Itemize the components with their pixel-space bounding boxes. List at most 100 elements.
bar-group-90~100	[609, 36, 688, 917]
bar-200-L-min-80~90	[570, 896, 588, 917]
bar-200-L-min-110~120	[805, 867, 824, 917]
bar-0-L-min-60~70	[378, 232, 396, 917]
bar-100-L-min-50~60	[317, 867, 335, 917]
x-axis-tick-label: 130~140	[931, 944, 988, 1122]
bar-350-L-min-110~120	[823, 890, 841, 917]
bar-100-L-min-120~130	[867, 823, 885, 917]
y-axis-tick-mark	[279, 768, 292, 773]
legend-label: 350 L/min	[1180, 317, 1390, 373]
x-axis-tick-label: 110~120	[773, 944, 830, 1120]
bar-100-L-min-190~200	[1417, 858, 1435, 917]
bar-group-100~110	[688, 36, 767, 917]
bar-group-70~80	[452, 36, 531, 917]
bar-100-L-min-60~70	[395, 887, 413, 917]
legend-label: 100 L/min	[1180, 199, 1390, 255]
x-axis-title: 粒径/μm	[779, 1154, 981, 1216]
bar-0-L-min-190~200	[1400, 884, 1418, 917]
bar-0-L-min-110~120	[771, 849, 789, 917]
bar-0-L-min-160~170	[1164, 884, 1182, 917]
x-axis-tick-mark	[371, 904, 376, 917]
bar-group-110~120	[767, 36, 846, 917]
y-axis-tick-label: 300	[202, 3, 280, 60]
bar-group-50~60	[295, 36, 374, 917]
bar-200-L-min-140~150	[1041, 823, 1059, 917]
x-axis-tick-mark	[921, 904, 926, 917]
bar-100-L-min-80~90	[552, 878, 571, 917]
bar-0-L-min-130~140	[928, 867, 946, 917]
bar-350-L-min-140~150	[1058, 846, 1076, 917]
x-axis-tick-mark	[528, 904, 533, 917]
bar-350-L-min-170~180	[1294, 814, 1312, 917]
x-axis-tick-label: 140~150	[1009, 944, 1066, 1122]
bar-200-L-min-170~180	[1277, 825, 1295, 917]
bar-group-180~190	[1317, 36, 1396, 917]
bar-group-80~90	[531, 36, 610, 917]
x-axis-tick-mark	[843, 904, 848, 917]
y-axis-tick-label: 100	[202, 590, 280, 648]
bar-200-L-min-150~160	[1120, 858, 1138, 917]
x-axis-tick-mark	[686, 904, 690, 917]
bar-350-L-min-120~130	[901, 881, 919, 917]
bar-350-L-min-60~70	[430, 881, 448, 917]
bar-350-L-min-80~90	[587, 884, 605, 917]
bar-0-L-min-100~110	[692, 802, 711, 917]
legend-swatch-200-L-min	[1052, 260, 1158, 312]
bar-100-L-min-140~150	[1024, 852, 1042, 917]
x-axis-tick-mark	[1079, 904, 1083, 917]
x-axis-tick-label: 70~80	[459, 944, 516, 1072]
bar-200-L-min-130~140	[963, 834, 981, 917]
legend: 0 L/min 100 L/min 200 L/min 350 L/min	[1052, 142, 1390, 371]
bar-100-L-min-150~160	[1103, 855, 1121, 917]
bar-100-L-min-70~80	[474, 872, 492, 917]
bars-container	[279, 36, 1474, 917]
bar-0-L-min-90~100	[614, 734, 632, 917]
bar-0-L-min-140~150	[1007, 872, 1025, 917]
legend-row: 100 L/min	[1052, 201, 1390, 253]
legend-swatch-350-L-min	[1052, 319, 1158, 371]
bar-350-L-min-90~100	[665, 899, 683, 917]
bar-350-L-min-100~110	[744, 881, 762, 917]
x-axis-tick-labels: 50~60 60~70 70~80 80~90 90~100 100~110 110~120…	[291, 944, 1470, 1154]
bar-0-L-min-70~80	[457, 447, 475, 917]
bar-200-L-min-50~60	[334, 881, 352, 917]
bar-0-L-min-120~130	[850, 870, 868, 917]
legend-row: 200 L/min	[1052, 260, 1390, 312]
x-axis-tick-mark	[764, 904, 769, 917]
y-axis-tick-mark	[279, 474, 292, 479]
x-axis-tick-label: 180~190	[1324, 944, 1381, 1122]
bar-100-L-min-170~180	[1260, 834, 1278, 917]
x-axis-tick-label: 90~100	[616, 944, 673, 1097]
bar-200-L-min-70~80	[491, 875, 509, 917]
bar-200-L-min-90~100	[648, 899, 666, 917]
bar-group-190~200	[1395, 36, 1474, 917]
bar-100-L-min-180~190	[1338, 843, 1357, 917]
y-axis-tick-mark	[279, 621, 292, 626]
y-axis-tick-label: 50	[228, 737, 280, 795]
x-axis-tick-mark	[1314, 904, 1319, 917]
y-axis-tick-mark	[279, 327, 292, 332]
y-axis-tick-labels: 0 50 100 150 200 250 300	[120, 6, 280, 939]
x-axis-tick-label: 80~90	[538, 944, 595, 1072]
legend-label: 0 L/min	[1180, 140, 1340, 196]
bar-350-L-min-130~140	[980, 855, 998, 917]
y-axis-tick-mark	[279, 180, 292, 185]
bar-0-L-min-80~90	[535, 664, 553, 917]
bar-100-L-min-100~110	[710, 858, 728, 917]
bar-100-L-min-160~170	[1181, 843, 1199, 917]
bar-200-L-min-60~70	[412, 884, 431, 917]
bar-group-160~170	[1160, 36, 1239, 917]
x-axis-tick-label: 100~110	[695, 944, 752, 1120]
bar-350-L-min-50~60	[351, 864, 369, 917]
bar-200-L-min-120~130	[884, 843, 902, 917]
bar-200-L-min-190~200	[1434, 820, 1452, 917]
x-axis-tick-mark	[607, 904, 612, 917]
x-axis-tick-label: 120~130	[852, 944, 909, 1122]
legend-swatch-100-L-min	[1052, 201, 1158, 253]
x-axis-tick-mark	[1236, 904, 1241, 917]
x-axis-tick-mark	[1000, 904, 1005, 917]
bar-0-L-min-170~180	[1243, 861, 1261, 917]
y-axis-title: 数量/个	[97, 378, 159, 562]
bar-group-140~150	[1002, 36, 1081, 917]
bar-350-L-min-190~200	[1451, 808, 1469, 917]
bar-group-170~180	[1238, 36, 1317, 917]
===
▸ **Set exercise**:
Copy every line of the listing above verbatim, in the same order.

▸ **Finished answer**:
Itemize the components with their pixel-space bounding boxes. List at most 100 elements.
bar-group-90~100	[609, 36, 688, 917]
bar-200-L-min-80~90	[570, 896, 588, 917]
bar-200-L-min-110~120	[805, 867, 824, 917]
bar-0-L-min-60~70	[378, 232, 396, 917]
bar-100-L-min-50~60	[317, 867, 335, 917]
x-axis-tick-label: 130~140	[931, 944, 988, 1122]
bar-350-L-min-110~120	[823, 890, 841, 917]
bar-100-L-min-120~130	[867, 823, 885, 917]
y-axis-tick-mark	[279, 768, 292, 773]
legend-label: 350 L/min	[1180, 317, 1390, 373]
x-axis-tick-label: 110~120	[773, 944, 830, 1120]
bar-100-L-min-190~200	[1417, 858, 1435, 917]
bar-group-100~110	[688, 36, 767, 917]
bar-group-70~80	[452, 36, 531, 917]
bar-100-L-min-60~70	[395, 887, 413, 917]
legend-label: 100 L/min	[1180, 199, 1390, 255]
x-axis-title: 粒径/μm	[779, 1154, 981, 1216]
bar-0-L-min-190~200	[1400, 884, 1418, 917]
bar-0-L-min-110~120	[771, 849, 789, 917]
bar-0-L-min-160~170	[1164, 884, 1182, 917]
x-axis-tick-mark	[371, 904, 376, 917]
bar-group-110~120	[767, 36, 846, 917]
y-axis-tick-label: 300	[202, 3, 280, 60]
bar-group-50~60	[295, 36, 374, 917]
bar-200-L-min-140~150	[1041, 823, 1059, 917]
x-axis-tick-mark	[921, 904, 926, 917]
bar-100-L-min-80~90	[552, 878, 571, 917]
bar-0-L-min-130~140	[928, 867, 946, 917]
bar-350-L-min-140~150	[1058, 846, 1076, 917]
x-axis-tick-mark	[528, 904, 533, 917]
bar-350-L-min-170~180	[1294, 814, 1312, 917]
x-axis-tick-label: 140~150	[1009, 944, 1066, 1122]
bar-200-L-min-170~180	[1277, 825, 1295, 917]
bar-group-180~190	[1317, 36, 1396, 917]
bar-group-80~90	[531, 36, 610, 917]
x-axis-tick-mark	[843, 904, 848, 917]
y-axis-tick-label: 100	[202, 590, 280, 648]
bar-200-L-min-150~160	[1120, 858, 1138, 917]
x-axis-tick-mark	[686, 904, 690, 917]
bar-350-L-min-120~130	[901, 881, 919, 917]
bar-350-L-min-60~70	[430, 881, 448, 917]
bar-350-L-min-80~90	[587, 884, 605, 917]
bar-0-L-min-100~110	[692, 802, 711, 917]
legend-swatch-200-L-min	[1052, 260, 1158, 312]
bar-100-L-min-140~150	[1024, 852, 1042, 917]
x-axis-tick-mark	[1079, 904, 1083, 917]
x-axis-tick-label: 70~80	[459, 944, 516, 1072]
bar-200-L-min-130~140	[963, 834, 981, 917]
legend: 0 L/min 100 L/min 200 L/min 350 L/min	[1052, 142, 1390, 371]
bar-100-L-min-150~160	[1103, 855, 1121, 917]
bar-100-L-min-70~80	[474, 872, 492, 917]
bars-container	[279, 36, 1474, 917]
bar-0-L-min-90~100	[614, 734, 632, 917]
bar-0-L-min-140~150	[1007, 872, 1025, 917]
legend-row: 100 L/min	[1052, 201, 1390, 253]
legend-swatch-350-L-min	[1052, 319, 1158, 371]
bar-350-L-min-90~100	[665, 899, 683, 917]
bar-350-L-min-100~110	[744, 881, 762, 917]
x-axis-tick-labels: 50~60 60~70 70~80 80~90 90~100 100~110 110~120…	[291, 944, 1470, 1154]
bar-0-L-min-70~80	[457, 447, 475, 917]
bar-200-L-min-50~60	[334, 881, 352, 917]
bar-0-L-min-120~130	[850, 870, 868, 917]
legend-row: 200 L/min	[1052, 260, 1390, 312]
x-axis-tick-mark	[764, 904, 769, 917]
y-axis-tick-mark	[279, 474, 292, 479]
x-axis-tick-label: 180~190	[1324, 944, 1381, 1122]
bar-100-L-min-170~180	[1260, 834, 1278, 917]
x-axis-tick-label: 90~100	[616, 944, 673, 1097]
bar-200-L-min-70~80	[491, 875, 509, 917]
bar-200-L-min-90~100	[648, 899, 666, 917]
bar-group-190~200	[1395, 36, 1474, 917]
bar-100-L-min-180~190	[1338, 843, 1357, 917]
y-axis-tick-mark	[279, 621, 292, 626]
y-axis-tick-label: 50	[228, 737, 280, 795]
x-axis-tick-mark	[1314, 904, 1319, 917]
y-axis-tick-mark	[279, 327, 292, 332]
y-axis-tick-labels: 0 50 100 150 200 250 300	[120, 6, 280, 939]
x-axis-tick-label: 80~90	[538, 944, 595, 1072]
legend-label: 0 L/min	[1180, 140, 1340, 196]
bar-350-L-min-130~140	[980, 855, 998, 917]
y-axis-tick-mark	[279, 180, 292, 185]
bar-0-L-min-80~90	[535, 664, 553, 917]
bar-100-L-min-100~110	[710, 858, 728, 917]
bar-100-L-min-160~170	[1181, 843, 1199, 917]
bar-200-L-min-60~70	[412, 884, 431, 917]
bar-group-160~170	[1160, 36, 1239, 917]
x-axis-tick-label: 100~110	[695, 944, 752, 1120]
bar-350-L-min-50~60	[351, 864, 369, 917]
bar-200-L-min-120~130	[884, 843, 902, 917]
bar-200-L-min-190~200	[1434, 820, 1452, 917]
x-axis-tick-mark	[607, 904, 612, 917]
x-axis-tick-label: 120~130	[852, 944, 909, 1122]
legend-swatch-100-L-min	[1052, 201, 1158, 253]
x-axis-tick-mark	[1236, 904, 1241, 917]
x-axis-tick-mark	[1000, 904, 1005, 917]
bar-0-L-min-170~180	[1243, 861, 1261, 917]
y-axis-title: 数量/个	[97, 378, 159, 562]
bar-group-140~150	[1002, 36, 1081, 917]
bar-350-L-min-190~200	[1451, 808, 1469, 917]
bar-group-170~180	[1238, 36, 1317, 917]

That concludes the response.